▶ [Exercise prompt]:
Quote exactly the lines running from the line with "Enumerate this screenshot's" to the end of the entries, including both, and nothing else.

▶ [Given data]:

- - -

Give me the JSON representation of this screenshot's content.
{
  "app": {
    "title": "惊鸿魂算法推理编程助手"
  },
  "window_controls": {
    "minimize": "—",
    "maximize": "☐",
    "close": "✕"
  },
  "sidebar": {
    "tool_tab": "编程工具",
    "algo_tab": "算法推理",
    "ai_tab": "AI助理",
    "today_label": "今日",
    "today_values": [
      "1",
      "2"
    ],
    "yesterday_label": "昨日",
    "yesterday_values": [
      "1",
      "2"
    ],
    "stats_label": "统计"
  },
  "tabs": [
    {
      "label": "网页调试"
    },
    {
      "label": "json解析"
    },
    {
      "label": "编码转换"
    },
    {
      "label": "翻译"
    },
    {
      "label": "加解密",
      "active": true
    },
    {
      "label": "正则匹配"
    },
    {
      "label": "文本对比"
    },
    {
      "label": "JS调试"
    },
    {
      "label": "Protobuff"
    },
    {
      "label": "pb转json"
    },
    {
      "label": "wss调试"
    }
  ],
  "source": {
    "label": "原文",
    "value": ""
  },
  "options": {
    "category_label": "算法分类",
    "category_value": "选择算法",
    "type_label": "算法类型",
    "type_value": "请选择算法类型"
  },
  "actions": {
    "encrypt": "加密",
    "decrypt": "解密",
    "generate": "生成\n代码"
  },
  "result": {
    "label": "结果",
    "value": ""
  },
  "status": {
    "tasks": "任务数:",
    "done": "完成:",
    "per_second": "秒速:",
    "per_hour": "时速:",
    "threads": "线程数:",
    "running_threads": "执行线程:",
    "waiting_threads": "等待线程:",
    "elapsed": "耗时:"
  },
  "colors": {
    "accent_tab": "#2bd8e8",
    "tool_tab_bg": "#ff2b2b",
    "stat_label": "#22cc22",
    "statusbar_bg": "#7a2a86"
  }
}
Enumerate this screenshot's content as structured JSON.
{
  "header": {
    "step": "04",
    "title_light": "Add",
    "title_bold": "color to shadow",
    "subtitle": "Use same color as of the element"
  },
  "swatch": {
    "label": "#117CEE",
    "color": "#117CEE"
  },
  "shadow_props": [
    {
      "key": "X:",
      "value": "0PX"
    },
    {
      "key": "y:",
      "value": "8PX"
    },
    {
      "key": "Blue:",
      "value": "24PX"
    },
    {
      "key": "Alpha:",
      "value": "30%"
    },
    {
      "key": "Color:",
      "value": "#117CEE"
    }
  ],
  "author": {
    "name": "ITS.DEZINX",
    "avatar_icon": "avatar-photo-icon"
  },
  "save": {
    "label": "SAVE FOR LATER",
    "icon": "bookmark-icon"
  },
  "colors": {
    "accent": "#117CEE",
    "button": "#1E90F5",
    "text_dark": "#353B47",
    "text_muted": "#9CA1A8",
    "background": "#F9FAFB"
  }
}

- - -

▶ [Task result]:
Enumerate this screenshot's content as structured JSON.
{
  "header": {
    "step": "04",
    "title_light": "Add",
    "title_bold": "color to shadow",
    "subtitle": "Use same color as of the element"
  },
  "swatch": {
    "label": "#117CEE",
    "color": "#117CEE"
  },
  "shadow_props": [
    {
      "key": "X:",
      "value": "0PX"
    },
    {
      "key": "y:",
      "value": "8PX"
    },
    {
      "key": "Blue:",
      "value": "24PX"
    },
    {
      "key": "Alpha:",
      "value": "30%"
    },
    {
      "key": "Color:",
      "value": "#117CEE"
    }
  ],
  "author": {
    "name": "ITS.DEZINX",
    "avatar_icon": "avatar-photo-icon"
  },
  "save": {
    "label": "SAVE FOR LATER",
    "icon": "bookmark-icon"
  },
  "colors": {
    "accent": "#117CEE",
    "button": "#1E90F5",
    "text_dark": "#353B47",
    "text_muted": "#9CA1A8",
    "background": "#F9FAFB"
  }
}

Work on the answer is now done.